╭─ TEXTO DE REFERENCIA

El juez de Brasil, Alexandre de Moraes, quien ha supervisado el caso, dictaminó que el exmandatario Jair Bolsonaro permanezca en prisión para cumplir su condena después de ser arrestado preventivamente el sábado, mientras que partidarios y detractores del líder derechista, se reunieron fuera de la sede de la policía federal, algunos pidiendo su liberación y otros brindando por su encarcelamiento.
El líder de extrema derecha había estado bajo arresto domiciliario desde agosto y fue detenido el sábado después de tratar de romper su monitor de tobillo. Bolsonaro atribuyó este intento a “alucinaciones”, una afirmación que De Moraes desestimó en su orden de arresto preventivo.
Bolsonaro no tendrá ningún contacto con los pocos internos en la sede de la policía federal. Su habitación de 12 metros cuadrados tiene una cama, un baño privado, aire acondicionado, un televisor y un escritorio, según la policía federal. Tendrá acceso libre a sus médicos y abogados.
Se agotaron las apelaciones
El juez determinó ayer que la defensa de Bolsonaro había agotado todas las apelaciones de su condena. Sus abogados no están de acuerdo y prometen seguir presentando solicitudes de arresto domiciliario debido a la mala salud del exlíder. “No hay posibilidad legal de ninguna otra apelación”, dijo De Moraes en su decisión.
Las leyes en Brasil también habrían permitido que el hombre de 70 años fuera trasladado a una penitenciaría local o a una prisión en una instalación militar en Brasilia, la capital.
El expresidente también fue declarado culpable de cargos que incluyen liderar una organización criminal armada y de intentar la abolición violenta del estado de derecho democrático. Bolsonaro siempre ha negado haber cometido delito alguno.
Hoy, es el primer día de su condena, que debería marcar una extensión de ese plazo hasta 2033.

╰─
╭─ MATERIAL PROPORCIONADO

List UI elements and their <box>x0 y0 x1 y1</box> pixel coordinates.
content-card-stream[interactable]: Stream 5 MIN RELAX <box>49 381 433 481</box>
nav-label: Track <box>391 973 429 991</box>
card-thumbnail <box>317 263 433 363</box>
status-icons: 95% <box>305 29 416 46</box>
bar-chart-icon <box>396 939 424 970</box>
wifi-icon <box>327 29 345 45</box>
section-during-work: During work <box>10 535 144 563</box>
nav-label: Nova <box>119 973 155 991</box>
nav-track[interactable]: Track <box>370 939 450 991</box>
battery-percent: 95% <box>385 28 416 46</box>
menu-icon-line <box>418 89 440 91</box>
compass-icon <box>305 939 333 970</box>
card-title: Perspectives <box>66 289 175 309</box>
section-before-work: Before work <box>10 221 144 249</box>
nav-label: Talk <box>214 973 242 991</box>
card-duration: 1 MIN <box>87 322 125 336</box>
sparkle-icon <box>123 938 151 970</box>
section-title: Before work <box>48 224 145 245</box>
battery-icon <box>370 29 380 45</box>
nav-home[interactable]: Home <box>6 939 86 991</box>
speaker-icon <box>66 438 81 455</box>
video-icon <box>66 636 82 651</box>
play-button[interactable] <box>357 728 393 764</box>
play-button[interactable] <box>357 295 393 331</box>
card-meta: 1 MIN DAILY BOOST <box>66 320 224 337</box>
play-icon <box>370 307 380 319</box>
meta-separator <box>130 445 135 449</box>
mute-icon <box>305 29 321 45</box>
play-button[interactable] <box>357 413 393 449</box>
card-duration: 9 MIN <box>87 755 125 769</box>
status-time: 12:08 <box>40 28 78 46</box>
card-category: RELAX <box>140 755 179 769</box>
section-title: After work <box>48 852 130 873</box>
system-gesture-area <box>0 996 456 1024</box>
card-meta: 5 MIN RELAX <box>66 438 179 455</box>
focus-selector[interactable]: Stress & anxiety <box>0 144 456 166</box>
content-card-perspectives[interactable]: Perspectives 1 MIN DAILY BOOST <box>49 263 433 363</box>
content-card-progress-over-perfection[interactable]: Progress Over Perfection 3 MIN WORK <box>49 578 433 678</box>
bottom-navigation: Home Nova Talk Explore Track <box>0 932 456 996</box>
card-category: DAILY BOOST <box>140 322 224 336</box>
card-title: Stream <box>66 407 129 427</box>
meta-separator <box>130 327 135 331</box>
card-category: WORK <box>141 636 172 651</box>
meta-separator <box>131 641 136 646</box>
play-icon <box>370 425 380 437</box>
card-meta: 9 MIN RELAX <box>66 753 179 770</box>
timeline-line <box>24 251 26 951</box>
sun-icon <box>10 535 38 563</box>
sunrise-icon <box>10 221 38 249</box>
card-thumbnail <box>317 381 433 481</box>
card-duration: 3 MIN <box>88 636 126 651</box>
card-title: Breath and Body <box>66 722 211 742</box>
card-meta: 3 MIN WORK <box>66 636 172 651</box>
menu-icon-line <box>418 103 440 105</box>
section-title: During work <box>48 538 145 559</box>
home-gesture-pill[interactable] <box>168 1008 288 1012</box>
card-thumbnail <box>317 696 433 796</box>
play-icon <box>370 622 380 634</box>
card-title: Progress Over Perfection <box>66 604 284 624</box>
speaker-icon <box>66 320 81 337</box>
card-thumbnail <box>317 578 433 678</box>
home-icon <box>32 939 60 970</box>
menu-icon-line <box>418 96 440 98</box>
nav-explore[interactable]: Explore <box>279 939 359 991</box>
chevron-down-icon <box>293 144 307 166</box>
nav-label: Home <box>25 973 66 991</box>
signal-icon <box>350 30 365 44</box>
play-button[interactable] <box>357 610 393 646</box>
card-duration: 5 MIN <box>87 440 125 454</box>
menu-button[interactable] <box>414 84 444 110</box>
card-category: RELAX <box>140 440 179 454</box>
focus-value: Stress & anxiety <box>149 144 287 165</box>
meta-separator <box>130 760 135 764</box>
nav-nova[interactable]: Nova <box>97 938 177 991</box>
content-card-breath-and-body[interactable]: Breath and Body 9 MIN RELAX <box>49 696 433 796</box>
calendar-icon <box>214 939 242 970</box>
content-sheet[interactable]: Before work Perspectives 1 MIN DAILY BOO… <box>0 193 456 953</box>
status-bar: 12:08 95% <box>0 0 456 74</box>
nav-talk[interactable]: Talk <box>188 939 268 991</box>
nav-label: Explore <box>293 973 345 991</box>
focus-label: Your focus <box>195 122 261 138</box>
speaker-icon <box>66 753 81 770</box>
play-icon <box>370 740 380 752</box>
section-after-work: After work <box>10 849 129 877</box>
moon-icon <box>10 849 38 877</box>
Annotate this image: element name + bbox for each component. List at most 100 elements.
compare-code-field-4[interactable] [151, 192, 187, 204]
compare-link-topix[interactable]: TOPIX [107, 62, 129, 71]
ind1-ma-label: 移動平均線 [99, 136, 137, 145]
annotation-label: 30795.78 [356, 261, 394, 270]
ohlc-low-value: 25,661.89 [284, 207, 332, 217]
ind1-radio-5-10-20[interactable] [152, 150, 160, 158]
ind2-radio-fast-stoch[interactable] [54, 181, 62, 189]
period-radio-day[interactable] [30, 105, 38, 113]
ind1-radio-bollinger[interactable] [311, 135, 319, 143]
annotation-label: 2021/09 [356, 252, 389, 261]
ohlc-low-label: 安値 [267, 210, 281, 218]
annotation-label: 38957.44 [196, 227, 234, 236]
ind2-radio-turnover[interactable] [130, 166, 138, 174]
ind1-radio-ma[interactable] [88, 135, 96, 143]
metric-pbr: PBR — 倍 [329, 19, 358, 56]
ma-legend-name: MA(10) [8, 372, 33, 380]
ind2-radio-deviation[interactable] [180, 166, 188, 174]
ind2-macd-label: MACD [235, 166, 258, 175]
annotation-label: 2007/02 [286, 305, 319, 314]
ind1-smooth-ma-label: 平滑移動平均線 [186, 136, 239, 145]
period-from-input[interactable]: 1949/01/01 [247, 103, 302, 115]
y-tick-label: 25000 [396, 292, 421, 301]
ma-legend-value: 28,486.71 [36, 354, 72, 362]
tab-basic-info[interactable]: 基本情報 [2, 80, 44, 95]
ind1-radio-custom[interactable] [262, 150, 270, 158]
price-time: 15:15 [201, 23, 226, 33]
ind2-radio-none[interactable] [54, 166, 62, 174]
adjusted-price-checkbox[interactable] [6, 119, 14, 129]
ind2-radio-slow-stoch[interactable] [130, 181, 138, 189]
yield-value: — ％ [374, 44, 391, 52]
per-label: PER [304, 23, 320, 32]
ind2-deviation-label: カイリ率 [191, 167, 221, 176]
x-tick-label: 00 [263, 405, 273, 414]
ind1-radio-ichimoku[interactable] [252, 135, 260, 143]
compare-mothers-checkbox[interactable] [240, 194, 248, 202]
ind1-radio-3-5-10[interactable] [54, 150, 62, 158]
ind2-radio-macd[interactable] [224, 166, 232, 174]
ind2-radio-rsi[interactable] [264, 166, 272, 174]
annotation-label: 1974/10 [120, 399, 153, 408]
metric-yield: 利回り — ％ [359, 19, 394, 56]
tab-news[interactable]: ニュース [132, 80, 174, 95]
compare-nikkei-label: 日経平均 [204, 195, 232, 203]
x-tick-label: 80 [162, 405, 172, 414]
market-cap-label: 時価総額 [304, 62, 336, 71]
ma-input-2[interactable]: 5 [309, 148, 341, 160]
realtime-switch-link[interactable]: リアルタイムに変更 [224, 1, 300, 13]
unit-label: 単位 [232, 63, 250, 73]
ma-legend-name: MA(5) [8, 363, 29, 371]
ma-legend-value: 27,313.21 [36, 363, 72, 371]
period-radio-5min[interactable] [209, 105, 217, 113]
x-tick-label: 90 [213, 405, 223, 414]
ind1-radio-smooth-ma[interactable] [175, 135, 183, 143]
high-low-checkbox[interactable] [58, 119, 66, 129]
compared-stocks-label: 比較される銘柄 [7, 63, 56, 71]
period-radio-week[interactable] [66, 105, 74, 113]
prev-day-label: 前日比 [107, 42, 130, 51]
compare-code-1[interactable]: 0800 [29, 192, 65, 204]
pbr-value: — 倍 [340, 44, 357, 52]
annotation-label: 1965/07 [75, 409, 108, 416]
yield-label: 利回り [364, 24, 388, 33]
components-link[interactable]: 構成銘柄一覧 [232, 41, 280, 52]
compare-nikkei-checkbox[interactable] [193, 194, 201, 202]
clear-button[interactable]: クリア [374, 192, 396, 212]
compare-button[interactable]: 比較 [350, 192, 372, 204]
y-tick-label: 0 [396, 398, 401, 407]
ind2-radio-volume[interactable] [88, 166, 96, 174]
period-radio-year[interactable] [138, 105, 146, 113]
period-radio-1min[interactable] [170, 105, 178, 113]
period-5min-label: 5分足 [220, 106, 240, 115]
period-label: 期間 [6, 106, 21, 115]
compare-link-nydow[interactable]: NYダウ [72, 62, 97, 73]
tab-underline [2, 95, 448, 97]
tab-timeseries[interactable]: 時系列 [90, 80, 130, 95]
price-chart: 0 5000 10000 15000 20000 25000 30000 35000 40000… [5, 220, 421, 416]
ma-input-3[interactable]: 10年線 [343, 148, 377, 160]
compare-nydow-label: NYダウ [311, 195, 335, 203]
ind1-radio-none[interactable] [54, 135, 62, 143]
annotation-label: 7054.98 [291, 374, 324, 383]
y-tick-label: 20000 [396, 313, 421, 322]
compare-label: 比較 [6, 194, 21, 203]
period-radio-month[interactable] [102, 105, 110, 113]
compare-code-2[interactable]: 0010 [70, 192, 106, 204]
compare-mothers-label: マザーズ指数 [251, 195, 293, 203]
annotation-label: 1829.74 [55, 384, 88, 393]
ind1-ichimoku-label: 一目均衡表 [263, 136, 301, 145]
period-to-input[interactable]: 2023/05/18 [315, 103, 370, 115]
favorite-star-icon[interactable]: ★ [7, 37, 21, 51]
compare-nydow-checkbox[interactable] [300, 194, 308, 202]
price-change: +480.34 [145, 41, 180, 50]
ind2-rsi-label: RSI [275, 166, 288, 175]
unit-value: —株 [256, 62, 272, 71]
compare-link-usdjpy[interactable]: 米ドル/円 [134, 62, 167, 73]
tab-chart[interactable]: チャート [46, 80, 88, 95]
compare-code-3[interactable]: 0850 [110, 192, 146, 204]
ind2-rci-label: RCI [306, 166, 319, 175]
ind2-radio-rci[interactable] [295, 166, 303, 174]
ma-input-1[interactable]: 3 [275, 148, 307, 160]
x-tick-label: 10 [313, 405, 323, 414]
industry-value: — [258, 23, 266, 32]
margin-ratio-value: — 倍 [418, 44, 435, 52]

╰─

### TAREAS DEL EJERCICIO:
A – Responda brevemente, según la noticia sobre Bolsonaro:
(i) ¿Desde qué mes estaba Bolsonaro bajo arresto domiciliario?
(ii) ¿Cuántos metros cuadrados mide su habitación?
(iii) ¿Qué edad tiene Bolsonaro?
B – Resuma la noticia sobre Bolsonaro en dos oraciones.
C – Reproduzca el fragmento de la noticia sobre Bolsonaro que comienza en "Bolsonaro no tendrá" y termina en "médicos y abogados.", renombrando "policía federal" como "Policía Federal".
Los registros provienen de una fuente distinta a la del texto de referencia.

### RESPUESTAS:
A –
(i) Desde agosto.
(ii) 12 metros cuadrados.
(iii) 70 años.

B – El juez Alexandre de Moraes dictaminó que Jair Bolsonaro, arrestado preventivamente el sábado tras intentar romper su monitor de tobillo, permanezca en prisión para cumplir su condena. De Moraes determinó que la defensa había agotado todas las apelaciones, aunque los abogados prometen seguir solicitando el arresto domiciliario debido a la mala salud del exlíder.

C –
Bolsonaro no tendrá ningún contacto con los pocos internos en la sede de la Policía Federal. Su habitación de 12 metros cuadrados tiene una cama, un baño privado, aire acondicionado, un televisor y un escritorio, según la Policía Federal. Tendrá acceso libre a sus médicos y abogados.